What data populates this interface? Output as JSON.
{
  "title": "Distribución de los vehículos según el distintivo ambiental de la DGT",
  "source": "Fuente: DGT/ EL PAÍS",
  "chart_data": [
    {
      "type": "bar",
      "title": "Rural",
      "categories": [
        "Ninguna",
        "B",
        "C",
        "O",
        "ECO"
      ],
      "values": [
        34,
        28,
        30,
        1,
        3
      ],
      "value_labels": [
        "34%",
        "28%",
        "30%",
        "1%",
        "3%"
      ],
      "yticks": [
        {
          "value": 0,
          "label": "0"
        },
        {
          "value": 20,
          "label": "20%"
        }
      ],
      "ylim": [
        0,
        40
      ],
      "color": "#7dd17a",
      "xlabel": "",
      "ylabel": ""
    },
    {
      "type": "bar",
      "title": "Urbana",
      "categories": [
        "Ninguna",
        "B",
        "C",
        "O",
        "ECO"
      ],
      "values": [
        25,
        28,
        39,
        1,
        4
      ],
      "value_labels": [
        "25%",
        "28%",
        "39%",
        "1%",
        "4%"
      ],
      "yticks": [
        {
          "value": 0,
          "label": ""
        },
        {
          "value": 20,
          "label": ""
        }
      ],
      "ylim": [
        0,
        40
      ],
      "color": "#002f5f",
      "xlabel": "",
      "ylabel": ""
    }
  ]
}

▶ [TASK DETAILS]:
Above are some records. Print them all exactly.

▶ [EXERCISE RESPONSE]:
What data populates this interface? Output as JSON.
{
  "title": "Distribución de los vehículos según el distintivo ambiental de la DGT",
  "source": "Fuente: DGT/ EL PAÍS",
  "chart_data": [
    {
      "type": "bar",
      "title": "Rural",
      "categories": [
        "Ninguna",
        "B",
        "C",
        "O",
        "ECO"
      ],
      "values": [
        34,
        28,
        30,
        1,
        3
      ],
      "value_labels": [
        "34%",
        "28%",
        "30%",
        "1%",
        "3%"
      ],
      "yticks": [
        {
          "value": 0,
          "label": "0"
        },
        {
          "value": 20,
          "label": "20%"
        }
      ],
      "ylim": [
        0,
        40
      ],
      "color": "#7dd17a",
      "xlabel": "",
      "ylabel": ""
    },
    {
      "type": "bar",
      "title": "Urbana",
      "categories": [
        "Ninguna",
        "B",
        "C",
        "O",
        "ECO"
      ],
      "values": [
        25,
        28,
        39,
        1,
        4
      ],
      "value_labels": [
        "25%",
        "28%",
        "39%",
        "1%",
        "4%"
      ],
      "yticks": [
        {
          "value": 0,
          "label": ""
        },
        {
          "value": 20,
          "label": ""
        }
      ],
      "ylim": [
        0,
        40
      ],
      "color": "#002f5f",
      "xlabel": "",
      "ylabel": ""
    }
  ]
}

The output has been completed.